• _WHAT TO PRODUCE_
Retype all of the listings below line for line and without any change, leaving the pictures out of your answer.

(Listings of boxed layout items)
+-------+

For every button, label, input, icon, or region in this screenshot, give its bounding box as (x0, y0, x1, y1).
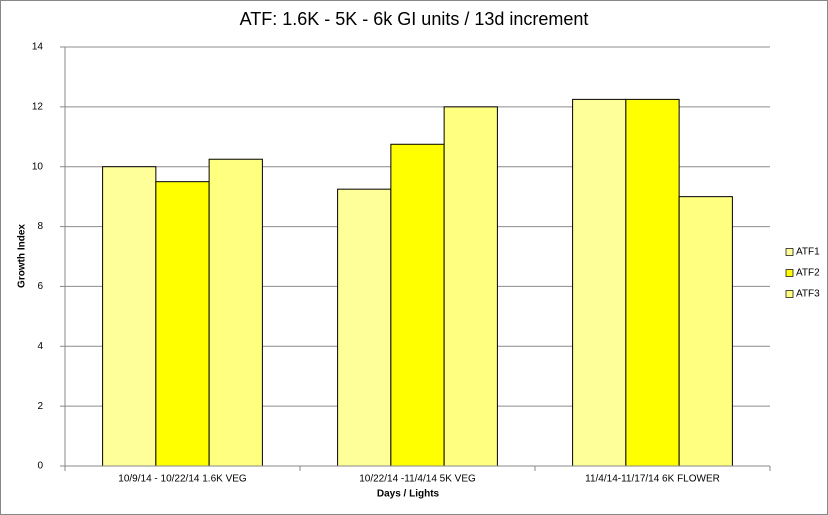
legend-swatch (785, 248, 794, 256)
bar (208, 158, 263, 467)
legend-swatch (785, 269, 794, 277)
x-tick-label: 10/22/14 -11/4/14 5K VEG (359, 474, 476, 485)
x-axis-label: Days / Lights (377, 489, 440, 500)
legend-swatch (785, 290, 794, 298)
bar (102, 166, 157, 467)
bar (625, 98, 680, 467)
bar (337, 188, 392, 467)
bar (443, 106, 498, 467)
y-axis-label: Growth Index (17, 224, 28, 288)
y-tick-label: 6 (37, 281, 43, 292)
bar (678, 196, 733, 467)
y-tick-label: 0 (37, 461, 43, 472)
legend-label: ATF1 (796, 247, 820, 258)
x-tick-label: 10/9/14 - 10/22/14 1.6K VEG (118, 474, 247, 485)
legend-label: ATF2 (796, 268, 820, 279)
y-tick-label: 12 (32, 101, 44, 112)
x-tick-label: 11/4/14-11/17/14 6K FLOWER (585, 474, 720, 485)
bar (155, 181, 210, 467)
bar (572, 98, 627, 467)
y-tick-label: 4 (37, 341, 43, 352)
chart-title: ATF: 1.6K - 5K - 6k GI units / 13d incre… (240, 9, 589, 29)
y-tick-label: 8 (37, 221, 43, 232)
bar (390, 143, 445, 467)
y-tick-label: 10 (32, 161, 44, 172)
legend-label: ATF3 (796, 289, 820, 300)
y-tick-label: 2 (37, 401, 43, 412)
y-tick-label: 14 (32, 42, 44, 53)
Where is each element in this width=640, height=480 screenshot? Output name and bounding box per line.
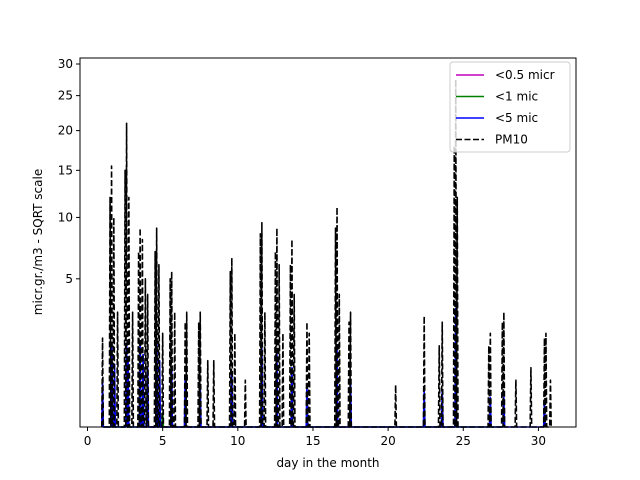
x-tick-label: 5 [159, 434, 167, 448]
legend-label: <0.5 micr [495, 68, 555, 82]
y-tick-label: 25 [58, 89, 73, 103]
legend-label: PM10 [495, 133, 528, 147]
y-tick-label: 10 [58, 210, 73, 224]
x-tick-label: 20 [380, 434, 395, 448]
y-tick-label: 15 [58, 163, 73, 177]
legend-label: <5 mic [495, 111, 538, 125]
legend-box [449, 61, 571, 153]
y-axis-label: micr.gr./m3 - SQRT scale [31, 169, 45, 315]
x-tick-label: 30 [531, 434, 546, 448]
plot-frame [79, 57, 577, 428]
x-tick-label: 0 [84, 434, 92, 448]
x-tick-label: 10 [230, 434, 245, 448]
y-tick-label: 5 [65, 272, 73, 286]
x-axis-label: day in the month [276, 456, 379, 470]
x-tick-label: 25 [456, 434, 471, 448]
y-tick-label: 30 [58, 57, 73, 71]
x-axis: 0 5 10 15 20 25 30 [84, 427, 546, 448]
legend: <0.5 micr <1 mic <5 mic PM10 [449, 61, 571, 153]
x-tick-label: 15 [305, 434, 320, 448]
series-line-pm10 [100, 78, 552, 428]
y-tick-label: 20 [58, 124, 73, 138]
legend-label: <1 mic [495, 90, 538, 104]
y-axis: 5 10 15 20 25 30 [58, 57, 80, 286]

+-------+

• _FINISHED TASK_
For every button, label, input, icon, or region in this screenshot, give its bounding box as (x0, y0, x1, y1).
legend-swatch (785, 248, 794, 256)
bar (208, 158, 263, 467)
legend-swatch (785, 269, 794, 277)
x-tick-label: 10/22/14 -11/4/14 5K VEG (359, 474, 476, 485)
x-axis-label: Days / Lights (377, 489, 440, 500)
legend-swatch (785, 290, 794, 298)
bar (102, 166, 157, 467)
bar (625, 98, 680, 467)
bar (337, 188, 392, 467)
bar (443, 106, 498, 467)
y-axis-label: Growth Index (17, 224, 28, 288)
y-tick-label: 6 (37, 281, 43, 292)
bar (678, 196, 733, 467)
y-tick-label: 0 (37, 461, 43, 472)
legend-label: ATF1 (796, 247, 820, 258)
x-tick-label: 10/9/14 - 10/22/14 1.6K VEG (118, 474, 247, 485)
legend-label: ATF2 (796, 268, 820, 279)
y-tick-label: 12 (32, 101, 44, 112)
x-tick-label: 11/4/14-11/17/14 6K FLOWER (585, 474, 720, 485)
bar (155, 181, 210, 467)
bar (572, 98, 627, 467)
y-tick-label: 4 (37, 341, 43, 352)
chart-title: ATF: 1.6K - 5K - 6k GI units / 13d incre… (240, 9, 589, 29)
y-tick-label: 8 (37, 221, 43, 232)
bar (390, 143, 445, 467)
y-tick-label: 10 (32, 161, 44, 172)
legend-label: ATF3 (796, 289, 820, 300)
y-tick-label: 2 (37, 401, 43, 412)
y-tick-label: 14 (32, 42, 44, 53)
Where is each element in this width=640, height=480 screenshot? Output name and bounding box per line.
x-tick-label: 5 [159, 434, 167, 448]
legend-label: <0.5 micr [495, 68, 555, 82]
y-tick-label: 25 [58, 89, 73, 103]
legend-label: PM10 [495, 133, 528, 147]
y-tick-label: 10 [58, 210, 73, 224]
x-tick-label: 20 [380, 434, 395, 448]
y-tick-label: 15 [58, 163, 73, 177]
legend-label: <5 mic [495, 111, 538, 125]
legend-box [449, 61, 571, 153]
y-axis-label: micr.gr./m3 - SQRT scale [31, 169, 45, 315]
x-tick-label: 30 [531, 434, 546, 448]
plot-frame [79, 57, 577, 428]
x-tick-label: 0 [84, 434, 92, 448]
x-tick-label: 10 [230, 434, 245, 448]
y-tick-label: 5 [65, 272, 73, 286]
x-axis-label: day in the month [276, 456, 379, 470]
x-tick-label: 25 [456, 434, 471, 448]
y-tick-label: 30 [58, 57, 73, 71]
x-axis: 0 5 10 15 20 25 30 [84, 427, 546, 448]
legend: <0.5 micr <1 mic <5 mic PM10 [449, 61, 571, 153]
x-tick-label: 15 [305, 434, 320, 448]
series-line-pm10 [100, 78, 552, 428]
y-tick-label: 20 [58, 124, 73, 138]
legend-label: <1 mic [495, 90, 538, 104]
y-axis: 5 10 15 20 25 30 [58, 57, 80, 286]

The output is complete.